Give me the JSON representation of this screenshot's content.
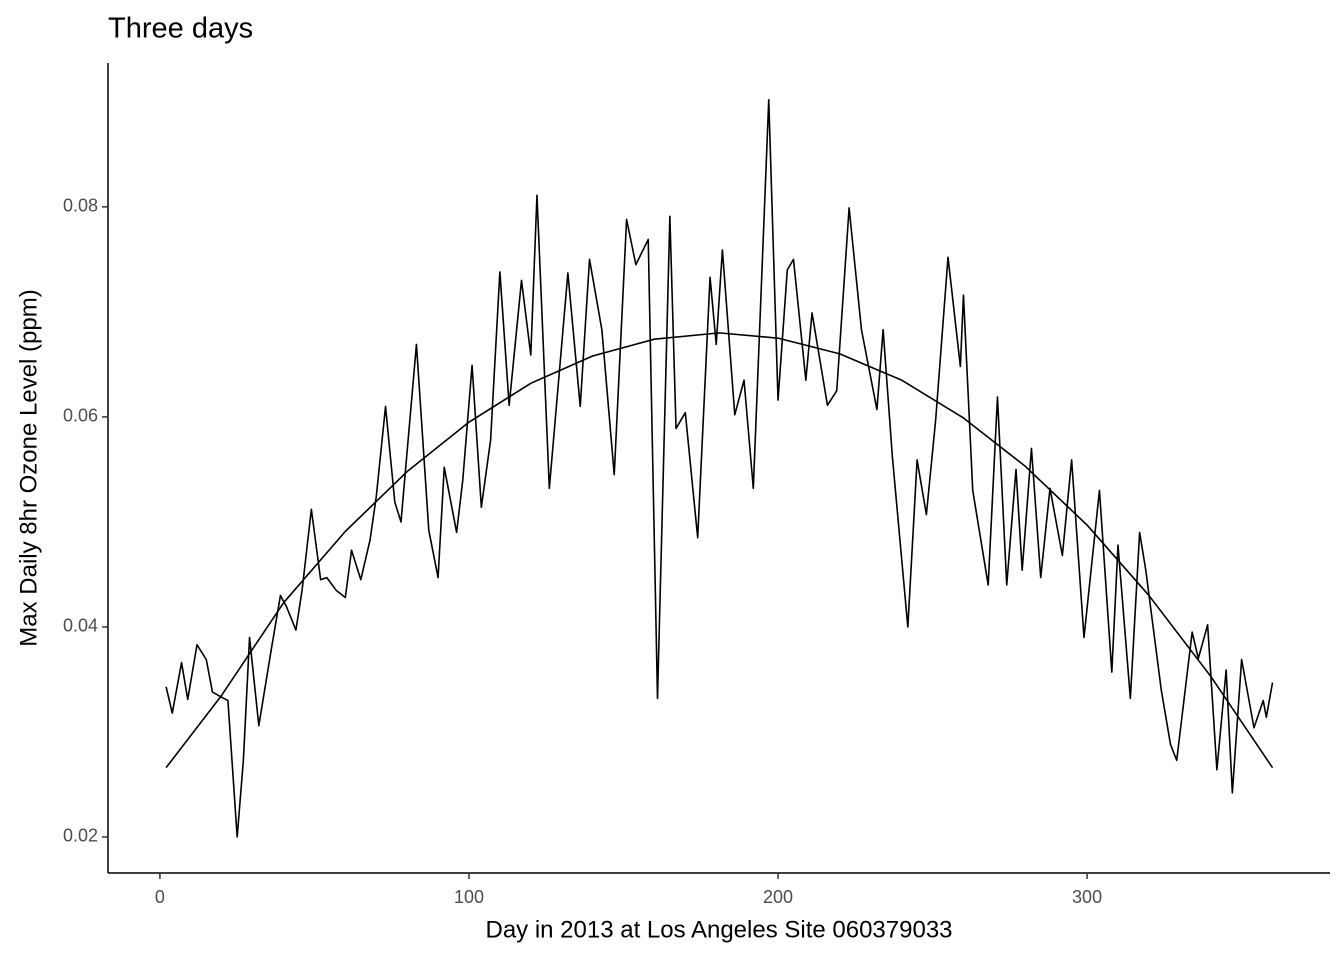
{
  "chart_data": {
    "type": "line",
    "title": "Three days",
    "x_label": "Day in 2013 at Los Angeles Site 060379033",
    "y_label": "Max Daily 8hr Ozone Level (ppm)",
    "xlim": [
      -16.8,
      378.6
    ],
    "ylim": [
      0.01657,
      0.0937
    ],
    "xticks": [
      0,
      100,
      200,
      300
    ],
    "yticks": [
      0.02,
      0.04,
      0.06,
      0.08
    ],
    "grid": false,
    "series": [
      {
        "color": "#000000",
        "x": [
          2,
          4,
          7,
          9,
          12,
          15,
          17,
          20,
          22,
          25,
          27,
          29,
          32,
          36,
          39,
          41,
          44,
          46,
          49,
          52,
          54,
          57,
          60,
          62,
          65,
          68,
          70,
          73,
          76,
          78,
          83,
          87,
          90,
          92,
          96,
          98,
          101,
          104,
          107,
          110,
          113,
          117,
          120,
          122,
          126,
          132,
          136,
          139,
          143,
          147,
          151,
          154,
          158,
          161,
          165,
          167,
          170,
          174,
          178,
          180,
          182,
          186,
          189,
          192,
          197,
          200,
          203,
          205,
          209,
          211,
          216,
          219,
          223,
          227,
          232,
          234,
          237,
          242,
          245,
          248,
          251,
          255,
          259,
          260,
          263,
          268,
          271,
          274,
          277,
          279,
          282,
          285,
          288,
          292,
          295,
          299,
          304,
          308,
          310,
          314,
          317,
          319,
          324,
          327,
          329,
          334,
          336,
          339,
          342,
          345,
          347,
          350,
          354,
          357,
          358,
          360
        ],
        "values": [
          0.0343,
          0.0318,
          0.0366,
          0.0331,
          0.0383,
          0.0369,
          0.0338,
          0.0333,
          0.033,
          0.02,
          0.0273,
          0.039,
          0.0306,
          0.0378,
          0.043,
          0.0419,
          0.0397,
          0.0435,
          0.0512,
          0.0445,
          0.0447,
          0.0435,
          0.0428,
          0.0473,
          0.0445,
          0.0483,
          0.0524,
          0.061,
          0.0519,
          0.05,
          0.0669,
          0.0492,
          0.0447,
          0.0552,
          0.049,
          0.054,
          0.0649,
          0.0514,
          0.0578,
          0.0738,
          0.0611,
          0.073,
          0.0659,
          0.0811,
          0.0532,
          0.0737,
          0.061,
          0.075,
          0.0683,
          0.0545,
          0.0788,
          0.0745,
          0.0769,
          0.0332,
          0.0791,
          0.0589,
          0.0604,
          0.0485,
          0.0733,
          0.0669,
          0.0759,
          0.0602,
          0.0635,
          0.0532,
          0.0902,
          0.0616,
          0.074,
          0.075,
          0.0635,
          0.0699,
          0.0611,
          0.0625,
          0.0799,
          0.0683,
          0.0607,
          0.0683,
          0.0562,
          0.04,
          0.0559,
          0.0507,
          0.0597,
          0.0752,
          0.0648,
          0.0716,
          0.053,
          0.044,
          0.0619,
          0.044,
          0.055,
          0.0454,
          0.057,
          0.0447,
          0.0532,
          0.0468,
          0.0559,
          0.039,
          0.053,
          0.0357,
          0.0478,
          0.0332,
          0.049,
          0.0454,
          0.034,
          0.0288,
          0.0273,
          0.0395,
          0.037,
          0.0402,
          0.0264,
          0.0359,
          0.0242,
          0.0369,
          0.0304,
          0.033,
          0.0314,
          0.0347
        ]
      },
      {
        "color": "#000000",
        "x": [
          2,
          20,
          40,
          60,
          80,
          100,
          120,
          140,
          160,
          181,
          200,
          220,
          240,
          260,
          280,
          300,
          320,
          340,
          360
        ],
        "values": [
          0.0266,
          0.0335,
          0.0423,
          0.0491,
          0.0548,
          0.0595,
          0.0632,
          0.0658,
          0.0674,
          0.068,
          0.0675,
          0.066,
          0.0635,
          0.0599,
          0.0553,
          0.0497,
          0.043,
          0.0353,
          0.0266
        ]
      }
    ]
  }
}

[Exercise task] Repeat the preceding records precisely, and leave every picture out of the copy.

[Solution below]
Give me the JSON representation of this screenshot's content.
{
  "chart_data": {
    "type": "line",
    "title": "Three days",
    "x_label": "Day in 2013 at Los Angeles Site 060379033",
    "y_label": "Max Daily 8hr Ozone Level (ppm)",
    "xlim": [
      -16.8,
      378.6
    ],
    "ylim": [
      0.01657,
      0.0937
    ],
    "xticks": [
      0,
      100,
      200,
      300
    ],
    "yticks": [
      0.02,
      0.04,
      0.06,
      0.08
    ],
    "grid": false,
    "series": [
      {
        "color": "#000000",
        "x": [
          2,
          4,
          7,
          9,
          12,
          15,
          17,
          20,
          22,
          25,
          27,
          29,
          32,
          36,
          39,
          41,
          44,
          46,
          49,
          52,
          54,
          57,
          60,
          62,
          65,
          68,
          70,
          73,
          76,
          78,
          83,
          87,
          90,
          92,
          96,
          98,
          101,
          104,
          107,
          110,
          113,
          117,
          120,
          122,
          126,
          132,
          136,
          139,
          143,
          147,
          151,
          154,
          158,
          161,
          165,
          167,
          170,
          174,
          178,
          180,
          182,
          186,
          189,
          192,
          197,
          200,
          203,
          205,
          209,
          211,
          216,
          219,
          223,
          227,
          232,
          234,
          237,
          242,
          245,
          248,
          251,
          255,
          259,
          260,
          263,
          268,
          271,
          274,
          277,
          279,
          282,
          285,
          288,
          292,
          295,
          299,
          304,
          308,
          310,
          314,
          317,
          319,
          324,
          327,
          329,
          334,
          336,
          339,
          342,
          345,
          347,
          350,
          354,
          357,
          358,
          360
        ],
        "values": [
          0.0343,
          0.0318,
          0.0366,
          0.0331,
          0.0383,
          0.0369,
          0.0338,
          0.0333,
          0.033,
          0.02,
          0.0273,
          0.039,
          0.0306,
          0.0378,
          0.043,
          0.0419,
          0.0397,
          0.0435,
          0.0512,
          0.0445,
          0.0447,
          0.0435,
          0.0428,
          0.0473,
          0.0445,
          0.0483,
          0.0524,
          0.061,
          0.0519,
          0.05,
          0.0669,
          0.0492,
          0.0447,
          0.0552,
          0.049,
          0.054,
          0.0649,
          0.0514,
          0.0578,
          0.0738,
          0.0611,
          0.073,
          0.0659,
          0.0811,
          0.0532,
          0.0737,
          0.061,
          0.075,
          0.0683,
          0.0545,
          0.0788,
          0.0745,
          0.0769,
          0.0332,
          0.0791,
          0.0589,
          0.0604,
          0.0485,
          0.0733,
          0.0669,
          0.0759,
          0.0602,
          0.0635,
          0.0532,
          0.0902,
          0.0616,
          0.074,
          0.075,
          0.0635,
          0.0699,
          0.0611,
          0.0625,
          0.0799,
          0.0683,
          0.0607,
          0.0683,
          0.0562,
          0.04,
          0.0559,
          0.0507,
          0.0597,
          0.0752,
          0.0648,
          0.0716,
          0.053,
          0.044,
          0.0619,
          0.044,
          0.055,
          0.0454,
          0.057,
          0.0447,
          0.0532,
          0.0468,
          0.0559,
          0.039,
          0.053,
          0.0357,
          0.0478,
          0.0332,
          0.049,
          0.0454,
          0.034,
          0.0288,
          0.0273,
          0.0395,
          0.037,
          0.0402,
          0.0264,
          0.0359,
          0.0242,
          0.0369,
          0.0304,
          0.033,
          0.0314,
          0.0347
        ]
      },
      {
        "color": "#000000",
        "x": [
          2,
          20,
          40,
          60,
          80,
          100,
          120,
          140,
          160,
          181,
          200,
          220,
          240,
          260,
          280,
          300,
          320,
          340,
          360
        ],
        "values": [
          0.0266,
          0.0335,
          0.0423,
          0.0491,
          0.0548,
          0.0595,
          0.0632,
          0.0658,
          0.0674,
          0.068,
          0.0675,
          0.066,
          0.0635,
          0.0599,
          0.0553,
          0.0497,
          0.043,
          0.0353,
          0.0266
        ]
      }
    ]
  }
}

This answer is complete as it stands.